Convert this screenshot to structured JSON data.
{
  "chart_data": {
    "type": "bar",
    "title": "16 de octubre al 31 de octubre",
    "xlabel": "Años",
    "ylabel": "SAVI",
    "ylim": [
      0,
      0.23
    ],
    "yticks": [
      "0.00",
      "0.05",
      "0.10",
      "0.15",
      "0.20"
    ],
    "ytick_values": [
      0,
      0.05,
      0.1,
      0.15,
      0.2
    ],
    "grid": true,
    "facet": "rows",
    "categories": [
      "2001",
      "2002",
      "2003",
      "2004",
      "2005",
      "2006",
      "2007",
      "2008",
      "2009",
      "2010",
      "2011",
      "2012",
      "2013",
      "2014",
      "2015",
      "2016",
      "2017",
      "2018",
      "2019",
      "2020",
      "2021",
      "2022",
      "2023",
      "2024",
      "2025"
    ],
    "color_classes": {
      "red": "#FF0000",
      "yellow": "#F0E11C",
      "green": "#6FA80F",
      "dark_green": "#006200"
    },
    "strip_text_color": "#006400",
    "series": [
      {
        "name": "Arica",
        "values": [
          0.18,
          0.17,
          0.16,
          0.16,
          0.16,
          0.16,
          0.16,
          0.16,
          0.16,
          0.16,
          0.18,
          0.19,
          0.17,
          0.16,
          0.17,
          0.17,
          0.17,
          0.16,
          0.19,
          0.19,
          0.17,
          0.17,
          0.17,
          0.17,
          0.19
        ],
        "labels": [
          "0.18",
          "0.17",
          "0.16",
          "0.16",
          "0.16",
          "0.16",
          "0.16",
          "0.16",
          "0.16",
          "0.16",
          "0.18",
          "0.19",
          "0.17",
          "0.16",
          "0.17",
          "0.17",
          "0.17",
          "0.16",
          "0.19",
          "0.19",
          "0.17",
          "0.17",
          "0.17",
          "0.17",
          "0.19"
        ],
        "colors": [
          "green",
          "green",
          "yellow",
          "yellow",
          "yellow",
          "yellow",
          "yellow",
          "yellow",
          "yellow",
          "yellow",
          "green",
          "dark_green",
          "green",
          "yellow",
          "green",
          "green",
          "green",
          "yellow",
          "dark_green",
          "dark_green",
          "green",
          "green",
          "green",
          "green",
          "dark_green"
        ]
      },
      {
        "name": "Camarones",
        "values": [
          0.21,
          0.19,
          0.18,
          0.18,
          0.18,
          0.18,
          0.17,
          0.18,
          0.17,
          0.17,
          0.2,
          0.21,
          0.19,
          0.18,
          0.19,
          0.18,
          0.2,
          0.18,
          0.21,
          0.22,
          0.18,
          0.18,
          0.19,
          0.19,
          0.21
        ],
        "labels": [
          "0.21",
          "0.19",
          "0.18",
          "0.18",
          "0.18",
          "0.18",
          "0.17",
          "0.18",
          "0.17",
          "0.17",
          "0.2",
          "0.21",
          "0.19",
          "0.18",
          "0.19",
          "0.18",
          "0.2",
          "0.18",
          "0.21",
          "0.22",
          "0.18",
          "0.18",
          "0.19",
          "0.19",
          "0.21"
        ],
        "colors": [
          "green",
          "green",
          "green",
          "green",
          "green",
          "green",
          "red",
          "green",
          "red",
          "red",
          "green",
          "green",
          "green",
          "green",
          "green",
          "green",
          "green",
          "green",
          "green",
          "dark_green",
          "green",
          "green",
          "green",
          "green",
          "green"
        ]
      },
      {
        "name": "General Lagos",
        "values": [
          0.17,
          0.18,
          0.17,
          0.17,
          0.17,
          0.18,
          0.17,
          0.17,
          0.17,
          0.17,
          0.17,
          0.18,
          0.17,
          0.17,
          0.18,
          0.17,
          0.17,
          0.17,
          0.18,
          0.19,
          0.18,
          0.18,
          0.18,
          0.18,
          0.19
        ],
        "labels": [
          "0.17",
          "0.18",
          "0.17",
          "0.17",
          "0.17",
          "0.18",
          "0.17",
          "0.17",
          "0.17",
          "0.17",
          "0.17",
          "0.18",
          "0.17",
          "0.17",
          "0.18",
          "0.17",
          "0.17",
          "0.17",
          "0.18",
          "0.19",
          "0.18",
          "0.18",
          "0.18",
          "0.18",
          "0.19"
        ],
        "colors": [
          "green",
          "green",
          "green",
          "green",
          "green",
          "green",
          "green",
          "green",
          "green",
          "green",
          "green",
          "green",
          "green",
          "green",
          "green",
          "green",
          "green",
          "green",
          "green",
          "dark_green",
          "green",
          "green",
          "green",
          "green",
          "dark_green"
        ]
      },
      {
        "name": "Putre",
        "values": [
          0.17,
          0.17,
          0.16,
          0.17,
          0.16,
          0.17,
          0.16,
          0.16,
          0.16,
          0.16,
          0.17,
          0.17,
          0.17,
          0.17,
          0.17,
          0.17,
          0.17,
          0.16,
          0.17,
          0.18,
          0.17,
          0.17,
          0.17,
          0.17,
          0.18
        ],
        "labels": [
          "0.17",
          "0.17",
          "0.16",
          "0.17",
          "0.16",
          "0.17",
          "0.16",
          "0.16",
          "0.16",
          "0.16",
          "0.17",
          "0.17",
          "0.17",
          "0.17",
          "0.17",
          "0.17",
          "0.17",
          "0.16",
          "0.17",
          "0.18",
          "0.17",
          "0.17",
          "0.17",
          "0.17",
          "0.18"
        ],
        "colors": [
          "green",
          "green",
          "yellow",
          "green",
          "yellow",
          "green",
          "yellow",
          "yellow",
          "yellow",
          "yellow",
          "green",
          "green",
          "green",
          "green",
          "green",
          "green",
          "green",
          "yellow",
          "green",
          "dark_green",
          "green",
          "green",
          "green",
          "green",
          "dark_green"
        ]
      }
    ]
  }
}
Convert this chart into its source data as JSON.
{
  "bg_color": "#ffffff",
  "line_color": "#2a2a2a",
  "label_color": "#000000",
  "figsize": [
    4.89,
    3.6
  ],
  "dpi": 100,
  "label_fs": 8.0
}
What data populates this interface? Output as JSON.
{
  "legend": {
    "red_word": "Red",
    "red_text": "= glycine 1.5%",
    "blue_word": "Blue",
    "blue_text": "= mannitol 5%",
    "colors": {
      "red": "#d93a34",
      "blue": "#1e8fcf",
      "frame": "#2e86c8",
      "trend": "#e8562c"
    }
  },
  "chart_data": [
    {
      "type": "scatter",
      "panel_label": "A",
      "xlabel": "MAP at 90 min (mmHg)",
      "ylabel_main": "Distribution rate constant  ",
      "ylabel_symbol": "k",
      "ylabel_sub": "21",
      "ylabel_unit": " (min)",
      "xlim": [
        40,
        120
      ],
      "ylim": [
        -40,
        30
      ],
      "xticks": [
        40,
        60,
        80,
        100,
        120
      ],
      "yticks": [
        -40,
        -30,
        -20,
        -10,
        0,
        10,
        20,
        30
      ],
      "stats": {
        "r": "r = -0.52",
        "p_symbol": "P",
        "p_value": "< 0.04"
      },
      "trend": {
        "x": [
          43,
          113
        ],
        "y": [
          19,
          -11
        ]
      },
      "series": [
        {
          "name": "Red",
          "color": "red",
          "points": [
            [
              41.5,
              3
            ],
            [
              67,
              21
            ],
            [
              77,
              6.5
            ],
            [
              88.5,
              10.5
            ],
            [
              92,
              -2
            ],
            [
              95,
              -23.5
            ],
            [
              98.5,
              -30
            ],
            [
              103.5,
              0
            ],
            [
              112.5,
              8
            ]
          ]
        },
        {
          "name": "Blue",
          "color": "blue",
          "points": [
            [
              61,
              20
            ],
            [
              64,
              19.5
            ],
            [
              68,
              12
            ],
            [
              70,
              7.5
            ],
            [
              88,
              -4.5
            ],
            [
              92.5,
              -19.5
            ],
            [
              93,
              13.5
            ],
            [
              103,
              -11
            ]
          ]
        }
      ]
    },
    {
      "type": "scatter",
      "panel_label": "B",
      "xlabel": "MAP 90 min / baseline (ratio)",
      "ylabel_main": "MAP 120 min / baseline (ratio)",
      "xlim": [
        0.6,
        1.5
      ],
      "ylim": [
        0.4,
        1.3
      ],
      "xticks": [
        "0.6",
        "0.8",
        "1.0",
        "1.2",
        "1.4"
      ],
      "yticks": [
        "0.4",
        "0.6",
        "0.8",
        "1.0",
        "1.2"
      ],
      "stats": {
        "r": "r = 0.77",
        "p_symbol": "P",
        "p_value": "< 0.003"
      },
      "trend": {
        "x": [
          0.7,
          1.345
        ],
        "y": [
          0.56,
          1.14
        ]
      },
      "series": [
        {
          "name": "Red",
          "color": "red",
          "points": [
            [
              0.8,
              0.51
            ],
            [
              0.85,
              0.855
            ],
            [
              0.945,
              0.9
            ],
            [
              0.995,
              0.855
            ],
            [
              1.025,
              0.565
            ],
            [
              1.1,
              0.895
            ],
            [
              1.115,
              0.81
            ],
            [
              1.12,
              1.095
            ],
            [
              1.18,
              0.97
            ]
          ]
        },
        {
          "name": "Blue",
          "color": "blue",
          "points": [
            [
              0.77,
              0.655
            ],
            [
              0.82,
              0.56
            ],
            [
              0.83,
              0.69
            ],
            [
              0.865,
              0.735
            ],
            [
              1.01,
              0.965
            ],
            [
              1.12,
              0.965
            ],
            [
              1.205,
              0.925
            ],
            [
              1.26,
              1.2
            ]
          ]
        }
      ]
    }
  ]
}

******************************

Count the lines that hold the string "name" and state that number alone.

8